Aim: Swap "bounding box" for "enclosing box" throughout the lines below, changing nothing else, and leave the pictures out of your answer.

Provided records:
[BEGIN]

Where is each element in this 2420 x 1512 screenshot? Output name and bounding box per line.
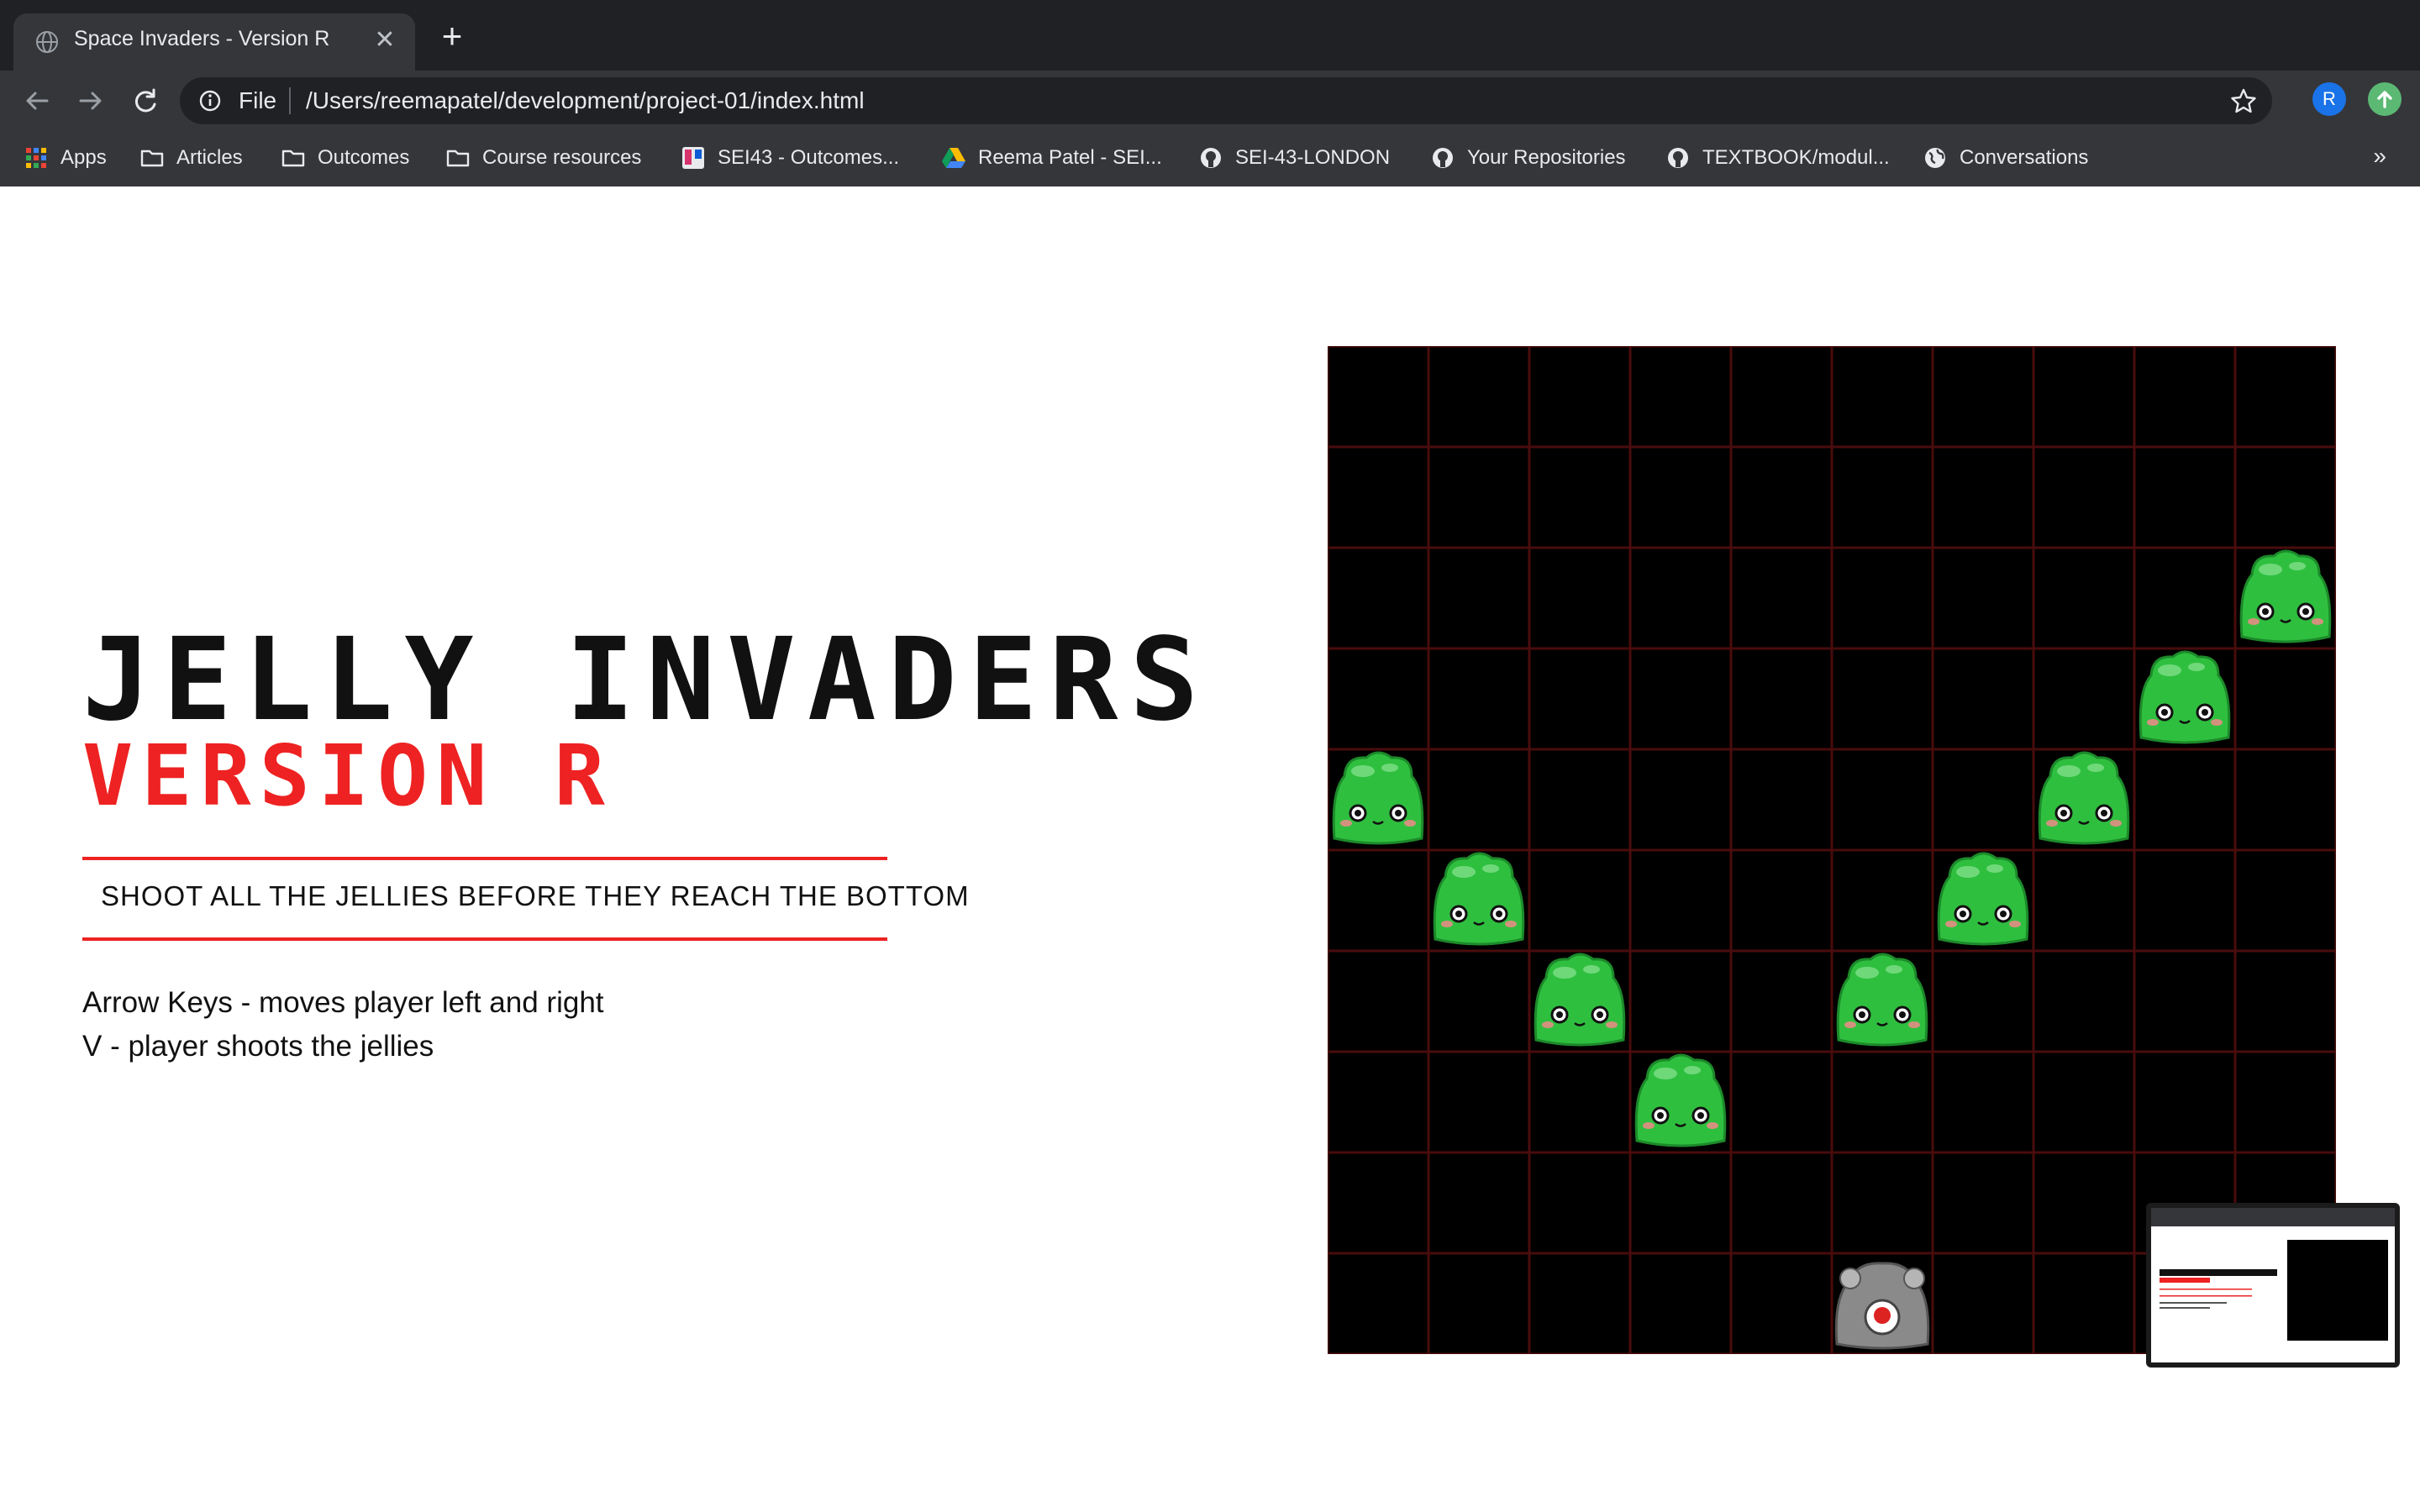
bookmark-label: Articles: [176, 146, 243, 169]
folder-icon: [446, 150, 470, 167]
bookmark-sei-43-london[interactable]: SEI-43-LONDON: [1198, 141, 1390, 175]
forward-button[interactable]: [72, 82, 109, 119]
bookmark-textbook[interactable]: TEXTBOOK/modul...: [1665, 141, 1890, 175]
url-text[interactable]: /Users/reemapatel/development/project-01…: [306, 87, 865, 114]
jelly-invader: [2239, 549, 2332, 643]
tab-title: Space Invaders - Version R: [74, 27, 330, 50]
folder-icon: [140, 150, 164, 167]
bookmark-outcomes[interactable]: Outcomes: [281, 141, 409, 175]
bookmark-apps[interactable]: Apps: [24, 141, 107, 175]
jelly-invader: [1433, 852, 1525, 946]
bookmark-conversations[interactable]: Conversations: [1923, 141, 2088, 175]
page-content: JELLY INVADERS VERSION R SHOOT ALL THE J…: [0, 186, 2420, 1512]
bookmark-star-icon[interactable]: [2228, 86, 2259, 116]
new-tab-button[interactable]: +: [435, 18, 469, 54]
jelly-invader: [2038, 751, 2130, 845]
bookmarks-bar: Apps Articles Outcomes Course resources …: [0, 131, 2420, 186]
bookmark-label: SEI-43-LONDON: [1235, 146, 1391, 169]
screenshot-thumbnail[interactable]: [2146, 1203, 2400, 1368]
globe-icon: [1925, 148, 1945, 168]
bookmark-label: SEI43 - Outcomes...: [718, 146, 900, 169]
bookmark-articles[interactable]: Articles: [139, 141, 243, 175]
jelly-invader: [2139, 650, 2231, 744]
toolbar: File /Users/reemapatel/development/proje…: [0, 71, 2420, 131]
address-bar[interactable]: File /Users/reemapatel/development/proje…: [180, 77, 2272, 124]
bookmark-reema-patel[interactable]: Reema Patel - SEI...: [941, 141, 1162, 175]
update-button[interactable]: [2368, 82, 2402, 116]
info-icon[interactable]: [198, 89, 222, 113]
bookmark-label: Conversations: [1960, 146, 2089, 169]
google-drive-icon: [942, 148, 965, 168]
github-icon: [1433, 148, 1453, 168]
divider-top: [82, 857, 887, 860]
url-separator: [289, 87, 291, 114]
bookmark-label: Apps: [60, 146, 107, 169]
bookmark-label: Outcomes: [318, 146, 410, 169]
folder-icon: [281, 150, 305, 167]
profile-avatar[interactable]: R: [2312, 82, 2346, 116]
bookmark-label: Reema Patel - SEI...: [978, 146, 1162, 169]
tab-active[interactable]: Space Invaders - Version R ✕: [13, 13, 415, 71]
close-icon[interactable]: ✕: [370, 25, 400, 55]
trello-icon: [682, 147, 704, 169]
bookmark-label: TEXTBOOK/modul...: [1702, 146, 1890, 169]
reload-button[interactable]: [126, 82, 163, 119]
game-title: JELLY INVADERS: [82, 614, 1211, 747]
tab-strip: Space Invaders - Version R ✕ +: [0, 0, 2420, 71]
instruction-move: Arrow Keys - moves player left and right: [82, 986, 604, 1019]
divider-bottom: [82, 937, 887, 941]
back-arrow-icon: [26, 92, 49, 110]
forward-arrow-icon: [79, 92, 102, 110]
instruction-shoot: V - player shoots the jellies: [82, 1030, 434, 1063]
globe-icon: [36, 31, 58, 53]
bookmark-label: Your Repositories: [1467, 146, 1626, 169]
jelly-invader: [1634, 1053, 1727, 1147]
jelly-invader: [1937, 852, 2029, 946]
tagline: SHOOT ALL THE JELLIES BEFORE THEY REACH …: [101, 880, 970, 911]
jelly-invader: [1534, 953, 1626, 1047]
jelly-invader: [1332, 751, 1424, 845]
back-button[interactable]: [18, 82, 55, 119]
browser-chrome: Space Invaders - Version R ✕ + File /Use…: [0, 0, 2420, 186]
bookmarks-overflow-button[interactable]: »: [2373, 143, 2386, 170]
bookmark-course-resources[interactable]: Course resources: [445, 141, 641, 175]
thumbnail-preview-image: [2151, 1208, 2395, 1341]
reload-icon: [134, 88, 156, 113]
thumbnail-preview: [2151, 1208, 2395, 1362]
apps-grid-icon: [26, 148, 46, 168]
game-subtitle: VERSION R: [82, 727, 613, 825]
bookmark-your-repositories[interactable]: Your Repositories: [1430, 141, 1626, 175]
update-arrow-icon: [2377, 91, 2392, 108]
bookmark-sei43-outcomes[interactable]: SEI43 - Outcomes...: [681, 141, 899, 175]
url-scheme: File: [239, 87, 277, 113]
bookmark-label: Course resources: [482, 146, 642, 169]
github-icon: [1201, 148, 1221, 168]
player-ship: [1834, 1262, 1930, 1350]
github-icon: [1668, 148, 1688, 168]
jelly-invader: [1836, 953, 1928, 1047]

[END]

Output for this task:
Where is each element in this 2420 x 1512 screenshot? Output name and enclosing box per line.
bookmark-label: Articles: [176, 146, 243, 169]
folder-icon: [446, 150, 470, 167]
bookmark-sei-43-london[interactable]: SEI-43-LONDON: [1198, 141, 1390, 175]
forward-button[interactable]: [72, 82, 109, 119]
bookmark-textbook[interactable]: TEXTBOOK/modul...: [1665, 141, 1890, 175]
url-text[interactable]: /Users/reemapatel/development/project-01…: [306, 87, 865, 114]
jelly-invader: [2239, 549, 2332, 643]
tab-title: Space Invaders - Version R: [74, 27, 330, 50]
folder-icon: [140, 150, 164, 167]
bookmark-outcomes[interactable]: Outcomes: [281, 141, 409, 175]
bookmark-apps[interactable]: Apps: [24, 141, 107, 175]
jelly-invader: [1433, 852, 1525, 946]
bookmark-conversations[interactable]: Conversations: [1923, 141, 2088, 175]
page-content: JELLY INVADERS VERSION R SHOOT ALL THE J…: [0, 186, 2420, 1512]
bookmark-star-icon[interactable]: [2228, 86, 2259, 116]
new-tab-button[interactable]: +: [435, 18, 469, 54]
jelly-invader: [2038, 751, 2130, 845]
bookmarks-bar: Apps Articles Outcomes Course resources …: [0, 131, 2420, 186]
bookmark-label: SEI-43-LONDON: [1235, 146, 1391, 169]
screenshot-thumbnail[interactable]: [2146, 1203, 2400, 1368]
globe-icon: [1925, 148, 1945, 168]
bookmark-label: SEI43 - Outcomes...: [718, 146, 900, 169]
bookmark-articles[interactable]: Articles: [139, 141, 243, 175]
jelly-invader: [2139, 650, 2231, 744]
toolbar: File /Users/reemapatel/development/proje…: [0, 71, 2420, 131]
address-bar[interactable]: File /Users/reemapatel/development/proje…: [180, 77, 2272, 124]
bookmark-reema-patel[interactable]: Reema Patel - SEI...: [941, 141, 1162, 175]
update-button[interactable]: [2368, 82, 2402, 116]
info-icon[interactable]: [198, 89, 222, 113]
bookmark-label: Conversations: [1960, 146, 2089, 169]
google-drive-icon: [942, 148, 965, 168]
github-icon: [1433, 148, 1453, 168]
divider-top: [82, 857, 887, 860]
url-separator: [289, 87, 291, 114]
bookmark-label: Apps: [60, 146, 107, 169]
bookmark-label: Outcomes: [318, 146, 410, 169]
folder-icon: [281, 150, 305, 167]
profile-avatar[interactable]: R: [2312, 82, 2346, 116]
bookmark-label: Reema Patel - SEI...: [978, 146, 1162, 169]
tab-active[interactable]: Space Invaders - Version R ✕: [13, 13, 415, 71]
close-icon[interactable]: ✕: [370, 25, 400, 55]
trello-icon: [682, 147, 704, 169]
bookmark-label: TEXTBOOK/modul...: [1702, 146, 1890, 169]
reload-button[interactable]: [126, 82, 163, 119]
game-title: JELLY INVADERS: [82, 614, 1211, 747]
tab-strip: Space Invaders - Version R ✕ +: [0, 0, 2420, 71]
instruction-move: Arrow Keys - moves player left and right: [82, 986, 604, 1019]
divider-bottom: [82, 937, 887, 941]
back-arrow-icon: [26, 92, 49, 110]
forward-arrow-icon: [79, 92, 102, 110]
instruction-shoot: V - player shoots the jellies: [82, 1030, 434, 1063]
globe-icon: [36, 31, 58, 53]
bookmark-label: Your Repositories: [1467, 146, 1626, 169]
jelly-invader: [1634, 1053, 1727, 1147]
jelly-invader: [1937, 852, 2029, 946]
tagline: SHOOT ALL THE JELLIES BEFORE THEY REACH …: [101, 880, 970, 911]
jelly-invader: [1534, 953, 1626, 1047]
jelly-invader: [1332, 751, 1424, 845]
back-button[interactable]: [18, 82, 55, 119]
browser-chrome: Space Invaders - Version R ✕ + File /Use…: [0, 0, 2420, 186]
bookmarks-overflow-button[interactable]: »: [2373, 143, 2386, 170]
bookmark-course-resources[interactable]: Course resources: [445, 141, 641, 175]
thumbnail-preview-image: [2151, 1208, 2395, 1341]
reload-icon: [134, 88, 156, 113]
thumbnail-preview: [2151, 1208, 2395, 1362]
apps-grid-icon: [26, 148, 46, 168]
game-subtitle: VERSION R: [82, 727, 613, 825]
bookmark-your-repositories[interactable]: Your Repositories: [1430, 141, 1626, 175]
update-arrow-icon: [2377, 91, 2392, 108]
bookmark-sei43-outcomes[interactable]: SEI43 - Outcomes...: [681, 141, 899, 175]
url-scheme: File: [239, 87, 277, 113]
bookmark-label: Course resources: [482, 146, 642, 169]
github-icon: [1201, 148, 1221, 168]
player-ship: [1834, 1262, 1930, 1350]
github-icon: [1668, 148, 1688, 168]
jelly-invader: [1836, 953, 1928, 1047]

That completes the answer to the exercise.